**Selected extract**
Hu14.18-Interleukin-2 Fusion Protein in Treating Patients With Advanced Melanoma - Full Text View

Sponsors and Collaborators:	University of Wisconsin, Madison National Cancer Institute (NCI)
Information provided by:	National Cancer Institute (NCI)
ClinicalTrials.gov Identifier:	NCT00109863

Purpose

RATIONALE: Biological therapies, such as hu14.18-interleukin-2 fusion protein, may stimulate the immune system in different ways and stop tumor cells from growing.

PURPOSE: This phase II trial is studying how well hu14.18-interleukin-2 fusion protein works in treating patients with advanced melanoma.

Condition	Intervention	Phase
Melanoma (Skin)	Drug: hu14.18-IL2 fusion protein	Phase II

MedlinePlus related topics: Cancer Melanoma

Drug Information available for: Interleukin-2 Denileukin diftitox

U.S. FDA Resources

Study Type:	Interventional
Study Design:	Treatment, Open Label
Official Title:	Phase II Trial of Hu14.18-IL2 (EMD 273063) in Subjects With Advanced Melanoma

Further study details as provided by National Cancer Institute (NCI):

Primary Outcome Measures:

Objective response rate and duration of response by clinical exam and radiology studies after every 2 courses [ Designated as safety issue: No ]

Secondary Outcome Measures:

Adverse events by clinical assessment daily during treatment and weekly after completion of study treatment [ Designated as safety issue: Yes ]
Immunologic activation induced by hu14.18-interleukin-2 after every 2 courses [ Designated as safety issue: No ]
Induction of anti-idiotypic antibodies on days 1, 3, 4, and 8 of each course [ Designated as safety issue: No ]

Estimated Enrollment:	30
Study Start Date:	May 2005
Estimated Primary Completion Date:	July 2007 (Final data collection date for primary outcome measure)

**Recorded data**
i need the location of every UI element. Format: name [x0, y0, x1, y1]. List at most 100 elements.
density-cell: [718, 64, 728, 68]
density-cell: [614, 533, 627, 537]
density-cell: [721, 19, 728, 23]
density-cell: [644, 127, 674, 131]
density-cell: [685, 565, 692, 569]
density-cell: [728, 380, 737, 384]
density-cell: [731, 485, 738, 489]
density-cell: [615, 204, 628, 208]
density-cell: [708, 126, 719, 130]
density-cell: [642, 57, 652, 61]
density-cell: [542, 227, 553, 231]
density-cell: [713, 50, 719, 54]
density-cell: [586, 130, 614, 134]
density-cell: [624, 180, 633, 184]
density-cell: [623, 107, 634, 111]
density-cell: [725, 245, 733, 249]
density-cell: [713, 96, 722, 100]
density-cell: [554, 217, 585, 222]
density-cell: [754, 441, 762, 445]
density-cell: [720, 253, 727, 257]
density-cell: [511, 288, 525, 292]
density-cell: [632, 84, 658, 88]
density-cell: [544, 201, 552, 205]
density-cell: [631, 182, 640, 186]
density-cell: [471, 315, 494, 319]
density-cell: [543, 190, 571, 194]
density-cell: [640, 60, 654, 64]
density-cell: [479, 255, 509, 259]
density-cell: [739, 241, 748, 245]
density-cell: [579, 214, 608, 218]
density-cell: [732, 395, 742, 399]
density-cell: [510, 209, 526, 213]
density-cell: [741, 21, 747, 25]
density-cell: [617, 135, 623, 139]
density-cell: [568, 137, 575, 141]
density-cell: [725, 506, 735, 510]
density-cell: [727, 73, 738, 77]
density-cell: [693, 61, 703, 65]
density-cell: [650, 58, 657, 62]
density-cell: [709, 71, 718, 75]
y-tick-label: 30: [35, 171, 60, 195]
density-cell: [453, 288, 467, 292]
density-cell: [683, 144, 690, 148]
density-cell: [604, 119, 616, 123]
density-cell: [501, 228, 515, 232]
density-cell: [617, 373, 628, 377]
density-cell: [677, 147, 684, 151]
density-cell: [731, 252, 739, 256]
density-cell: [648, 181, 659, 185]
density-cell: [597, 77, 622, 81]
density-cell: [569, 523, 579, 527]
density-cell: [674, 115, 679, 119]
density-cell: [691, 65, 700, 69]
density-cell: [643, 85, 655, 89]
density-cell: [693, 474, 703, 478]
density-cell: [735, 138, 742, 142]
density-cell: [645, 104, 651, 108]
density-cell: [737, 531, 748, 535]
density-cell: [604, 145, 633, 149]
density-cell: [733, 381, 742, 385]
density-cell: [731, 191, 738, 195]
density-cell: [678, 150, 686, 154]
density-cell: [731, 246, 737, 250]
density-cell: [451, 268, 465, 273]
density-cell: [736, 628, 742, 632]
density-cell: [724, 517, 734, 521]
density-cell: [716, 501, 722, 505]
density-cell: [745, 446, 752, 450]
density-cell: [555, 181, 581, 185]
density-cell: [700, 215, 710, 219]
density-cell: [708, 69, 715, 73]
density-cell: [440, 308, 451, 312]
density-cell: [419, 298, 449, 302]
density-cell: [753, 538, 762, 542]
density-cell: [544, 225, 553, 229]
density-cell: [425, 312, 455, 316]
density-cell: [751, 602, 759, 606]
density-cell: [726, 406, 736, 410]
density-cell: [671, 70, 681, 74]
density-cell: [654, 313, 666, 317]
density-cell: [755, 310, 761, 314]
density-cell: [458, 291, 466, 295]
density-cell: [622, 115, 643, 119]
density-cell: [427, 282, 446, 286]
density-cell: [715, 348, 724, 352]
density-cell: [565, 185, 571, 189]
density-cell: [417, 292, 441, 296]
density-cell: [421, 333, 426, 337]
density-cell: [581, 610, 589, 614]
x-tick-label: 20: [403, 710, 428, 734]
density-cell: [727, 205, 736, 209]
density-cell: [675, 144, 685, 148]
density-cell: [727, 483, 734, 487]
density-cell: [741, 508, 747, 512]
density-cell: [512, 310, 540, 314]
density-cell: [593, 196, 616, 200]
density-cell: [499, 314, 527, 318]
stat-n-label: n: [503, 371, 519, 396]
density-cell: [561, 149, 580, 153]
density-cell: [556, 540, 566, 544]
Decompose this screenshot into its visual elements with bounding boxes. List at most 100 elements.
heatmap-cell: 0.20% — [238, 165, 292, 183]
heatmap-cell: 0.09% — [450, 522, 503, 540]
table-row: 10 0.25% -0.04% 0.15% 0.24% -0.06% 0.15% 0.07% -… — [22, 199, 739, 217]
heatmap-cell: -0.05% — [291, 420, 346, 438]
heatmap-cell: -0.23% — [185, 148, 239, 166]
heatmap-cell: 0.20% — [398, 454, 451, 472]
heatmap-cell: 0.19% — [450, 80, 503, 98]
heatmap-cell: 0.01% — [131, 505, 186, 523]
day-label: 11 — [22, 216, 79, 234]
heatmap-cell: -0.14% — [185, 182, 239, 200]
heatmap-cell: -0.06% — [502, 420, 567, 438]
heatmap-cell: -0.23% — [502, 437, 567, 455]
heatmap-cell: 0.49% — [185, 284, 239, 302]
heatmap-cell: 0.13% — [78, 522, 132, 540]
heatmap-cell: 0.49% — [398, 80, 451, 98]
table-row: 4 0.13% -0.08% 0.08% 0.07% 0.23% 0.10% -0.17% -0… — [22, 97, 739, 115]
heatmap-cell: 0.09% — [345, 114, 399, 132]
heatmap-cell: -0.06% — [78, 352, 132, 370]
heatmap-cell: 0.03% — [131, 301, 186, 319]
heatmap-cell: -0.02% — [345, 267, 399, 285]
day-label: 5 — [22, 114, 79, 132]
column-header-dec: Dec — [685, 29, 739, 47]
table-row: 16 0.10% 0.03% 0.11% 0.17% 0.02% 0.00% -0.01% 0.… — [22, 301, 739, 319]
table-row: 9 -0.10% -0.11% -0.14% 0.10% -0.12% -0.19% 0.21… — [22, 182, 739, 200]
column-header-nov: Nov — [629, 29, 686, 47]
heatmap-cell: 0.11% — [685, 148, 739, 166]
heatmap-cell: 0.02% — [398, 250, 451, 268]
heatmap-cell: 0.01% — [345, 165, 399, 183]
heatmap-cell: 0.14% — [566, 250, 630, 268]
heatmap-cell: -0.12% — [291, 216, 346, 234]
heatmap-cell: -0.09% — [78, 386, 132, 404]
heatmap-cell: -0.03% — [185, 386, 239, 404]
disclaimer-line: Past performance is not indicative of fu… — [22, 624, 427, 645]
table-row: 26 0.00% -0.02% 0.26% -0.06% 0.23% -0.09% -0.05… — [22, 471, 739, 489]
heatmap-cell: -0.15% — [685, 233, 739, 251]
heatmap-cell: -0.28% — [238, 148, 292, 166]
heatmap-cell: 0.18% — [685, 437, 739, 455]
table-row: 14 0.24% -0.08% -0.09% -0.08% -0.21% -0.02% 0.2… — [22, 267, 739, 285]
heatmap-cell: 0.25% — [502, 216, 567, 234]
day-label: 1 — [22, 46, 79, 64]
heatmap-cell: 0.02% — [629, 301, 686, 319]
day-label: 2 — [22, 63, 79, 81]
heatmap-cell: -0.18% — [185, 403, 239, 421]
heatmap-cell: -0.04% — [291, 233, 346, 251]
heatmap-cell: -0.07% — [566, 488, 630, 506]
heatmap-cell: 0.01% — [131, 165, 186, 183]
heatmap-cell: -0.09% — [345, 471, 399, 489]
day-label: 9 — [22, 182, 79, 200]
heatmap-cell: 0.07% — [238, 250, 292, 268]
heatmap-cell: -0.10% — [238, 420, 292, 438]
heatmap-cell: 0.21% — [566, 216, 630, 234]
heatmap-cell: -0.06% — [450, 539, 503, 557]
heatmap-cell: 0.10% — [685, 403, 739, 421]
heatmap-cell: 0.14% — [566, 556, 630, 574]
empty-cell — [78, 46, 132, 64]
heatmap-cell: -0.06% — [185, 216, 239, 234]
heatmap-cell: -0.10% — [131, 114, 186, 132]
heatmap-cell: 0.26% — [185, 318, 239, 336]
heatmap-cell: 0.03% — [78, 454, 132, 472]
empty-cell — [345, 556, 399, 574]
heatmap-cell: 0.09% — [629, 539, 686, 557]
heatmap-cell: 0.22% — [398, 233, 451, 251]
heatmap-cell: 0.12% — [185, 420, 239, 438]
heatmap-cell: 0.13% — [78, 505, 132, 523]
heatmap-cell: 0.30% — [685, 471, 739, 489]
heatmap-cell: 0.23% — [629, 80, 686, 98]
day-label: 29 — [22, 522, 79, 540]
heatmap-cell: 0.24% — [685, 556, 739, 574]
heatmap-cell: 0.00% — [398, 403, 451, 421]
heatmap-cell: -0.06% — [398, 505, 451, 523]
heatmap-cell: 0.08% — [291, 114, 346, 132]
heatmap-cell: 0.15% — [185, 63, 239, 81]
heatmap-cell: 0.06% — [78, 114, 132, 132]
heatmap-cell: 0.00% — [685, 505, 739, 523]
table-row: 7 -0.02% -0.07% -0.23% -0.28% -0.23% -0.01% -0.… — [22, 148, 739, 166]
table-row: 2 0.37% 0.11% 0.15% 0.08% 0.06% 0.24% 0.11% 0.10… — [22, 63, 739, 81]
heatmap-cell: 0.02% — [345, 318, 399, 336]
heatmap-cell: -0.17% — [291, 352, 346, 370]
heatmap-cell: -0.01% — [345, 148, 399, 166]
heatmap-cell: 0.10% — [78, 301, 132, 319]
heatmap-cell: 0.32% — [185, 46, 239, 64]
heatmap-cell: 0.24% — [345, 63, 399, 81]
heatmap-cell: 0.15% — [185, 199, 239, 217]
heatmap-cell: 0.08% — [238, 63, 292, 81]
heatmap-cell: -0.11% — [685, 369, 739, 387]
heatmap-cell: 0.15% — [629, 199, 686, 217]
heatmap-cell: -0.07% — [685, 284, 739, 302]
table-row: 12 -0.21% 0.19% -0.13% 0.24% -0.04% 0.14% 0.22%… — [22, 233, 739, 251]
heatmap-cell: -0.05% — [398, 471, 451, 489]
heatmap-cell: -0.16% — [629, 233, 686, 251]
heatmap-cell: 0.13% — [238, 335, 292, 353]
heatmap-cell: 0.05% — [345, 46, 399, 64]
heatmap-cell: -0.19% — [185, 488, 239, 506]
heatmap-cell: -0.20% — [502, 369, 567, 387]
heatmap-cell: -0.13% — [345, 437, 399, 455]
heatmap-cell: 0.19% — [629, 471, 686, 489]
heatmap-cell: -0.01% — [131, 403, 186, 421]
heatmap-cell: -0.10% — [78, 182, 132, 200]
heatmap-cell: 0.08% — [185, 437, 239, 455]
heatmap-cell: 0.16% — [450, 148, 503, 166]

**What to produce**
In the melanoma trial listing, what code follows Hu14.18-IL2 in parentheses in the official title?

**Response**
EMD 273063